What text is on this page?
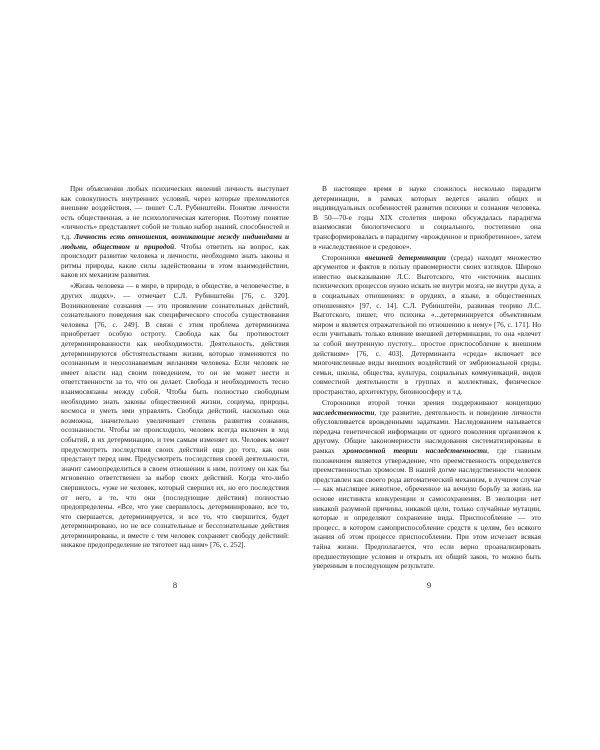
При объяснении любых психических явлений личность выступает как совокупность внутренних условий, через которые преломляются внешние воздействия, — пишет С.Л. Рубинштейн. Понятие личности есть общественная, а не психологическая категория. Поэтому понятие «личность» представляет собой не только набор знаний, способностей и т.д. Личность есть отношения, возникающие между индивидами и людьми, обществом и природой. Чтобы ответить на вопрос, как происходит развитие человека и личности, необходимо знать законы и ритмы природы, какие силы задействованы в этом взаимодействии, каков их механизм развития.

«Жизнь человека — в мире, в природе, в обществе, в человечестве, в других людях», — отмечает С.Л. Рубинштейн [76, с. 320]. Возникновение сознания — это проявление сознательных действий, сознательного поведения как специфического способа существования человека [76, с. 249]. В связи с этим проблема детерминизма приобретает особую остроту. Свобода как бы противостоит детерминированности как необходимости. Деятельность, действия детерминируются обстоятельствами жизни, которые изменяются по осознанным и неосознаваемым желаниям человека. Если человек не имеет власти над своим поведением, то он не может нести и ответственности за то, что он делает. Свобода и необходимость тесно взаимосвязаны между собой. Чтобы быть полностью свободным необходимо знать законы общественной жизни, социума, природы, космоса и уметь ими управлять. Свобода действий, насколько она возможна, значительно увеличивает степень развития сознания, осознанности. Чтобы не происходило, человек всегда включен в ход событий, в их детерминацию, и тем самым изменяет их. Человек может предусмотреть последствия своих действий еще до того, как они предстанут перед ним. Предусмотреть последствия своей деятельности, значит самоопределиться в своем отношении к ним, поэтому он как бы мгновенно ответственен за выбор своих действий. Когда что-либо свершилось, «уже не человек, который свершил их, но его последствия от него, а то, что они (последующие действия) полностью предопределены. «Все, что уже свершилось, детерминировано, все то, что свершается, детерминируется, и все то, что свершится, будет детерминировано, но не все сознательные и бессознательные действия детерминированы, и вместе с тем человек сохраняет свободу действий: никакое предопределение не тяготеет над ним» [76, с. 252].

8

В настоящее время в науке сложилось несколько парадигм детерминации, в рамках которых ведется анализ общих и индивидуальных особенностей развития психики и сознания человека. В 50—70-е годы XIX столетия широко обсуждалась парадигма взаимосвязи биологического и социального, постепенно она трансформировалась в парадигму «врожденное и приобретенное», затем в «наследственное и средовое».

Сторонники внешней детерминации (среда) находят множество аргументов и фактов в пользу правомерности своих взглядов. Широко известно высказывание Л.С. Выготского, что «источник высших психических процессов нужно искать не внутри мозга, не внутри духа, а в социальных отношениях: в орудиях, в языке, в общественных отношениях» [97, с. 14]. С.Л. Рубинштейн, развивая теорию Л.С. Выготского, пишет, что психика «...детерминируется объективным миром и является отражательной по отношению к нему» [76, с. 171]. Но если учитывать только влияние внешней детерминации, то она «влечет за собой внутренную пустоту... простое приспособление к внешним действиям» [76, с. 403]. Детерминанта «среда» включает все многочисленные виды внешних воздействий от эмбриональной среды, семьи, школы, общества, культура, социальных коммуникаций, видов совместной деятельности в группах и коллективах, физическое пространство, архитектуру, биоиноосферу и т.д.

Сторонники второй точки зрения поддерживают концепцию наследственности, где развитие, деятельность и поведение личности обусловливается врожденными задатками. Наследованием называется передача генетической информации от одного поколения организмов к другому. Общие закономерности наследования систематизированы в рамках хромосомной теории наследственности, где главным положением является утверждение, что преемственность определяется преемственностью хромосом. В нашей догме наследственности человек представлен как своего рода автоматический механизм, в лучшем случае — как мыслящее животное, обреченное на вечную борьбу за жизнь на основе инстинкта конкуренции и самосохранения. В эволюции нет никакой разумной причины, никакой цели, только случайные мутации, которые и определяют сохранение вида. Приспособление — это процесс, в котором самоприспособление средств к целям, без всякого знания об этом процессе приспособлении. При этом исчезает всякая тайна жизни. Предполагается, что если верно проанализировать предшествующие условия и открыть их общий закон, то можно быть уверенным в последующем результате.

9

▶ _TASK INSTRUCTIONS_
Output the records above exactly as they are, leaving out the pictures.

▶ _SOLUTION TO THIS TASK_
What text is on this page?
При объяснении любых психических явлений личность выступает как совокупность внутренних условий, через которые преломляются внешние воздействия, — пишет С.Л. Рубинштейн. Понятие личности есть общественная, а не психологическая категория. Поэтому понятие «личность» представляет собой не только набор знаний, способностей и т.д. Личность есть отношения, возникающие между индивидами и людьми, обществом и природой. Чтобы ответить на вопрос, как происходит развитие человека и личности, необходимо знать законы и ритмы природы, какие силы задействованы в этом взаимодействии, каков их механизм развития.

«Жизнь человека — в мире, в природе, в обществе, в человечестве, в других людях», — отмечает С.Л. Рубинштейн [76, с. 320]. Возникновение сознания — это проявление сознательных действий, сознательного поведения как специфического способа существования человека [76, с. 249]. В связи с этим проблема детерминизма приобретает особую остроту. Свобода как бы противостоит детерминированности как необходимости. Деятельность, действия детерминируются обстоятельствами жизни, которые изменяются по осознанным и неосознаваемым желаниям человека. Если человек не имеет власти над своим поведением, то он не может нести и ответственности за то, что он делает. Свобода и необходимость тесно взаимосвязаны между собой. Чтобы быть полностью свободным необходимо знать законы общественной жизни, социума, природы, космоса и уметь ими управлять. Свобода действий, насколько она возможна, значительно увеличивает степень развития сознания, осознанности. Чтобы не происходило, человек всегда включен в ход событий, в их детерминацию, и тем самым изменяет их. Человек может предусмотреть последствия своих действий еще до того, как они предстанут перед ним. Предусмотреть последствия своей деятельности, значит самоопределиться в своем отношении к ним, поэтому он как бы мгновенно ответственен за выбор своих действий. Когда что-либо свершилось, «уже не человек, который свершил их, но его последствия от него, а то, что они (последующие действия) полностью предопределены. «Все, что уже свершилось, детерминировано, все то, что свершается, детерминируется, и все то, что свершится, будет детерминировано, но не все сознательные и бессознательные действия детерминированы, и вместе с тем человек сохраняет свободу действий: никакое предопределение не тяготеет над ним» [76, с. 252].

8

В настоящее время в науке сложилось несколько парадигм детерминации, в рамках которых ведется анализ общих и индивидуальных особенностей развития психики и сознания человека. В 50—70-е годы XIX столетия широко обсуждалась парадигма взаимосвязи биологического и социального, постепенно она трансформировалась в парадигму «врожденное и приобретенное», затем в «наследственное и средовое».

Сторонники внешней детерминации (среда) находят множество аргументов и фактов в пользу правомерности своих взглядов. Широко известно высказывание Л.С. Выготского, что «источник высших психических процессов нужно искать не внутри мозга, не внутри духа, а в социальных отношениях: в орудиях, в языке, в общественных отношениях» [97, с. 14]. С.Л. Рубинштейн, развивая теорию Л.С. Выготского, пишет, что психика «...детерминируется объективным миром и является отражательной по отношению к нему» [76, с. 171]. Но если учитывать только влияние внешней детерминации, то она «влечет за собой внутренную пустоту... простое приспособление к внешним действиям» [76, с. 403]. Детерминанта «среда» включает все многочисленные виды внешних воздействий от эмбриональной среды, семьи, школы, общества, культура, социальных коммуникаций, видов совместной деятельности в группах и коллективах, физическое пространство, архитектуру, биоиноосферу и т.д.

Сторонники второй точки зрения поддерживают концепцию наследственности, где развитие, деятельность и поведение личности обусловливается врожденными задатками. Наследованием называется передача генетической информации от одного поколения организмов к другому. Общие закономерности наследования систематизированы в рамках хромосомной теории наследственности, где главным положением является утверждение, что преемственность определяется преемственностью хромосом. В нашей догме наследственности человек представлен как своего рода автоматический механизм, в лучшем случае — как мыслящее животное, обреченное на вечную борьбу за жизнь на основе инстинкта конкуренции и самосохранения. В эволюции нет никакой разумной причины, никакой цели, только случайные мутации, которые и определяют сохранение вида. Приспособление — это процесс, в котором самоприспособление средств к целям, без всякого знания об этом процессе приспособлении. При этом исчезает всякая тайна жизни. Предполагается, что если верно проанализировать предшествующие условия и открыть их общий закон, то можно быть уверенным в последующем результате.

9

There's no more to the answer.